Request: Nothing should be left out: output all of the entries exactly.

::::

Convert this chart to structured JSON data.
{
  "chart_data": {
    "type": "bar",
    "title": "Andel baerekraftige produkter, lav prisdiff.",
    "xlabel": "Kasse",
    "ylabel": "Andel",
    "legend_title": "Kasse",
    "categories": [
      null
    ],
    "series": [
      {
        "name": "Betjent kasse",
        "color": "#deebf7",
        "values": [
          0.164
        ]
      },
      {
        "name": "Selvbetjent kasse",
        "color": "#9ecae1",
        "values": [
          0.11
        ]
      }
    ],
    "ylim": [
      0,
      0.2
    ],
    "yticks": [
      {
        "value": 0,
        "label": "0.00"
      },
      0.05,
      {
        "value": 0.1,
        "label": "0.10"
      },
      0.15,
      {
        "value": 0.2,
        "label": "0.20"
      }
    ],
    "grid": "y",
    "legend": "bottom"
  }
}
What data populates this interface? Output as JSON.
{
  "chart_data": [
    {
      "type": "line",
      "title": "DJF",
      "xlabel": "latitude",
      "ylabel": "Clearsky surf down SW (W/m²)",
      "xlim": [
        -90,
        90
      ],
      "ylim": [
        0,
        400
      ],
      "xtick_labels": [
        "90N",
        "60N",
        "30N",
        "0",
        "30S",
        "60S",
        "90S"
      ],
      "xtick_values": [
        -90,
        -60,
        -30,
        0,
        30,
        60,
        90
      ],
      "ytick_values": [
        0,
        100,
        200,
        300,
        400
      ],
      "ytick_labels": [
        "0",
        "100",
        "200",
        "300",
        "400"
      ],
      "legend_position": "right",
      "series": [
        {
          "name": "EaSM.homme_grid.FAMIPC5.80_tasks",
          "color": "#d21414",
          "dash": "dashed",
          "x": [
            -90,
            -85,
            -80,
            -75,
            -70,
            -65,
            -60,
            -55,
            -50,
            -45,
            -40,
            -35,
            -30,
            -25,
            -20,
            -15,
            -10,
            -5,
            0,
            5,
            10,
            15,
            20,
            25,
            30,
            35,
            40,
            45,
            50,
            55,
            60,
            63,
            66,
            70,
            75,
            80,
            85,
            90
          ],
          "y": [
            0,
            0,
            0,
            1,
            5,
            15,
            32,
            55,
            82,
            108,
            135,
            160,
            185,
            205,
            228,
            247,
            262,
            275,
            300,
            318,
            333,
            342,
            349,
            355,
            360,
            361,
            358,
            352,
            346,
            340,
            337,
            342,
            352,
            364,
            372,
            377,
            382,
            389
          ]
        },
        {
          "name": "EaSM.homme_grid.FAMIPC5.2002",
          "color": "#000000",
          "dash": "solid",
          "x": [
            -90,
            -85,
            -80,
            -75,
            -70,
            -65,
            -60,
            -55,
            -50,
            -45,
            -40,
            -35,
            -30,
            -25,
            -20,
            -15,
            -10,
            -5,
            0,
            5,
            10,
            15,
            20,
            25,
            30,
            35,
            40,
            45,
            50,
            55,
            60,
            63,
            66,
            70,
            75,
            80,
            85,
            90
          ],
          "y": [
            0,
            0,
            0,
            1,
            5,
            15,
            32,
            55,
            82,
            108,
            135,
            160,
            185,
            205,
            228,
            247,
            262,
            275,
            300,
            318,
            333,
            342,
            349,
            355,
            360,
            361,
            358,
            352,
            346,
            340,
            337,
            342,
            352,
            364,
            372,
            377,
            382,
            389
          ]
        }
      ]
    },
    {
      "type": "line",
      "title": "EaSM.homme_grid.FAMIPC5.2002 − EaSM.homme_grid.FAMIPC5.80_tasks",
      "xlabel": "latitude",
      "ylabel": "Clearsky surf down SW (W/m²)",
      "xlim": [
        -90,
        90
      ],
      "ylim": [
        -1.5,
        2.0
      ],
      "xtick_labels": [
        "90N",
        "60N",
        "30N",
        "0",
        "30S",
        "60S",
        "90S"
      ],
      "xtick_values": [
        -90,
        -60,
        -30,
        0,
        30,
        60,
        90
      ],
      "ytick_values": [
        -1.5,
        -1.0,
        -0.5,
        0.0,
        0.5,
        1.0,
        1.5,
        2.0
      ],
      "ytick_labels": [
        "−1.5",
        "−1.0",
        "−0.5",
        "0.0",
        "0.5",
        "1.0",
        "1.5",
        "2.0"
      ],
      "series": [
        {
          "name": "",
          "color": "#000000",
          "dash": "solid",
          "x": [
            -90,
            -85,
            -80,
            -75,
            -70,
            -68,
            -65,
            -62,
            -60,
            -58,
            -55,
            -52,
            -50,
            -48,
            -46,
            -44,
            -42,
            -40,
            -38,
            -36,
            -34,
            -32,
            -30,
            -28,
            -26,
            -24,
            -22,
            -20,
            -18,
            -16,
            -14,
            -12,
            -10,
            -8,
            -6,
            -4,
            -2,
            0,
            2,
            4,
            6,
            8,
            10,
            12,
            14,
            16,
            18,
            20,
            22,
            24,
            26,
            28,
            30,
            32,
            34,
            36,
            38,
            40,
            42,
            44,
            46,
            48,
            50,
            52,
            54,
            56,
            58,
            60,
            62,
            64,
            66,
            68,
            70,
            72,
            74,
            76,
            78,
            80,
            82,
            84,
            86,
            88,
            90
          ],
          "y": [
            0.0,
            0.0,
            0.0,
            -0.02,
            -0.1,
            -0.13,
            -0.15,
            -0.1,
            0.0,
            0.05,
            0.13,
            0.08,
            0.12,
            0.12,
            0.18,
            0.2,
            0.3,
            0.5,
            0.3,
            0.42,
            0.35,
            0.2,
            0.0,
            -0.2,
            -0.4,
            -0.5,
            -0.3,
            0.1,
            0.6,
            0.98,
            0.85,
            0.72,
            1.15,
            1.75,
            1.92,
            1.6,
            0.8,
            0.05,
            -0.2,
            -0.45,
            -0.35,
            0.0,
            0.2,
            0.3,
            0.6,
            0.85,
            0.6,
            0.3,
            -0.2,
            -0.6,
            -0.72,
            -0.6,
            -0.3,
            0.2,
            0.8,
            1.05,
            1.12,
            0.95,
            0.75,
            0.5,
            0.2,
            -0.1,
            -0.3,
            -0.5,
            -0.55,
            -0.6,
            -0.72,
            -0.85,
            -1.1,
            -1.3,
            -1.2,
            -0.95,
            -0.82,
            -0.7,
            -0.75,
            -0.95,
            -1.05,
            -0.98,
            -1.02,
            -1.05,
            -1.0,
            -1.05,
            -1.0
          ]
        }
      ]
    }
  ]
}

::::

Answer:
Convert this chart to structured JSON data.
{
  "chart_data": {
    "type": "bar",
    "title": "Andel baerekraftige produkter, lav prisdiff.",
    "xlabel": "Kasse",
    "ylabel": "Andel",
    "legend_title": "Kasse",
    "categories": [
      null
    ],
    "series": [
      {
        "name": "Betjent kasse",
        "color": "#deebf7",
        "values": [
          0.164
        ]
      },
      {
        "name": "Selvbetjent kasse",
        "color": "#9ecae1",
        "values": [
          0.11
        ]
      }
    ],
    "ylim": [
      0,
      0.2
    ],
    "yticks": [
      {
        "value": 0,
        "label": "0.00"
      },
      0.05,
      {
        "value": 0.1,
        "label": "0.10"
      },
      0.15,
      {
        "value": 0.2,
        "label": "0.20"
      }
    ],
    "grid": "y",
    "legend": "bottom"
  }
}
What data populates this interface? Output as JSON.
{
  "chart_data": [
    {
      "type": "line",
      "title": "DJF",
      "xlabel": "latitude",
      "ylabel": "Clearsky surf down SW (W/m²)",
      "xlim": [
        -90,
        90
      ],
      "ylim": [
        0,
        400
      ],
      "xtick_labels": [
        "90N",
        "60N",
        "30N",
        "0",
        "30S",
        "60S",
        "90S"
      ],
      "xtick_values": [
        -90,
        -60,
        -30,
        0,
        30,
        60,
        90
      ],
      "ytick_values": [
        0,
        100,
        200,
        300,
        400
      ],
      "ytick_labels": [
        "0",
        "100",
        "200",
        "300",
        "400"
      ],
      "legend_position": "right",
      "series": [
        {
          "name": "EaSM.homme_grid.FAMIPC5.80_tasks",
          "color": "#d21414",
          "dash": "dashed",
          "x": [
            -90,
            -85,
            -80,
            -75,
            -70,
            -65,
            -60,
            -55,
            -50,
            -45,
            -40,
            -35,
            -30,
            -25,
            -20,
            -15,
            -10,
            -5,
            0,
            5,
            10,
            15,
            20,
            25,
            30,
            35,
            40,
            45,
            50,
            55,
            60,
            63,
            66,
            70,
            75,
            80,
            85,
            90
          ],
          "y": [
            0,
            0,
            0,
            1,
            5,
            15,
            32,
            55,
            82,
            108,
            135,
            160,
            185,
            205,
            228,
            247,
            262,
            275,
            300,
            318,
            333,
            342,
            349,
            355,
            360,
            361,
            358,
            352,
            346,
            340,
            337,
            342,
            352,
            364,
            372,
            377,
            382,
            389
          ]
        },
        {
          "name": "EaSM.homme_grid.FAMIPC5.2002",
          "color": "#000000",
          "dash": "solid",
          "x": [
            -90,
            -85,
            -80,
            -75,
            -70,
            -65,
            -60,
            -55,
            -50,
            -45,
            -40,
            -35,
            -30,
            -25,
            -20,
            -15,
            -10,
            -5,
            0,
            5,
            10,
            15,
            20,
            25,
            30,
            35,
            40,
            45,
            50,
            55,
            60,
            63,
            66,
            70,
            75,
            80,
            85,
            90
          ],
          "y": [
            0,
            0,
            0,
            1,
            5,
            15,
            32,
            55,
            82,
            108,
            135,
            160,
            185,
            205,
            228,
            247,
            262,
            275,
            300,
            318,
            333,
            342,
            349,
            355,
            360,
            361,
            358,
            352,
            346,
            340,
            337,
            342,
            352,
            364,
            372,
            377,
            382,
            389
          ]
        }
      ]
    },
    {
      "type": "line",
      "title": "EaSM.homme_grid.FAMIPC5.2002 − EaSM.homme_grid.FAMIPC5.80_tasks",
      "xlabel": "latitude",
      "ylabel": "Clearsky surf down SW (W/m²)",
      "xlim": [
        -90,
        90
      ],
      "ylim": [
        -1.5,
        2.0
      ],
      "xtick_labels": [
        "90N",
        "60N",
        "30N",
        "0",
        "30S",
        "60S",
        "90S"
      ],
      "xtick_values": [
        -90,
        -60,
        -30,
        0,
        30,
        60,
        90
      ],
      "ytick_values": [
        -1.5,
        -1.0,
        -0.5,
        0.0,
        0.5,
        1.0,
        1.5,
        2.0
      ],
      "ytick_labels": [
        "−1.5",
        "−1.0",
        "−0.5",
        "0.0",
        "0.5",
        "1.0",
        "1.5",
        "2.0"
      ],
      "series": [
        {
          "name": "",
          "color": "#000000",
          "dash": "solid",
          "x": [
            -90,
            -85,
            -80,
            -75,
            -70,
            -68,
            -65,
            -62,
            -60,
            -58,
            -55,
            -52,
            -50,
            -48,
            -46,
            -44,
            -42,
            -40,
            -38,
            -36,
            -34,
            -32,
            -30,
            -28,
            -26,
            -24,
            -22,
            -20,
            -18,
            -16,
            -14,
            -12,
            -10,
            -8,
            -6,
            -4,
            -2,
            0,
            2,
            4,
            6,
            8,
            10,
            12,
            14,
            16,
            18,
            20,
            22,
            24,
            26,
            28,
            30,
            32,
            34,
            36,
            38,
            40,
            42,
            44,
            46,
            48,
            50,
            52,
            54,
            56,
            58,
            60,
            62,
            64,
            66,
            68,
            70,
            72,
            74,
            76,
            78,
            80,
            82,
            84,
            86,
            88,
            90
          ],
          "y": [
            0.0,
            0.0,
            0.0,
            -0.02,
            -0.1,
            -0.13,
            -0.15,
            -0.1,
            0.0,
            0.05,
            0.13,
            0.08,
            0.12,
            0.12,
            0.18,
            0.2,
            0.3,
            0.5,
            0.3,
            0.42,
            0.35,
            0.2,
            0.0,
            -0.2,
            -0.4,
            -0.5,
            -0.3,
            0.1,
            0.6,
            0.98,
            0.85,
            0.72,
            1.15,
            1.75,
            1.92,
            1.6,
            0.8,
            0.05,
            -0.2,
            -0.45,
            -0.35,
            0.0,
            0.2,
            0.3,
            0.6,
            0.85,
            0.6,
            0.3,
            -0.2,
            -0.6,
            -0.72,
            -0.6,
            -0.3,
            0.2,
            0.8,
            1.05,
            1.12,
            0.95,
            0.75,
            0.5,
            0.2,
            -0.1,
            -0.3,
            -0.5,
            -0.55,
            -0.6,
            -0.72,
            -0.85,
            -1.1,
            -1.3,
            -1.2,
            -0.95,
            -0.82,
            -0.7,
            -0.75,
            -0.95,
            -1.05,
            -0.98,
            -1.02,
            -1.05,
            -1.0,
            -1.05,
            -1.0
          ]
        }
      ]
    }
  ]
}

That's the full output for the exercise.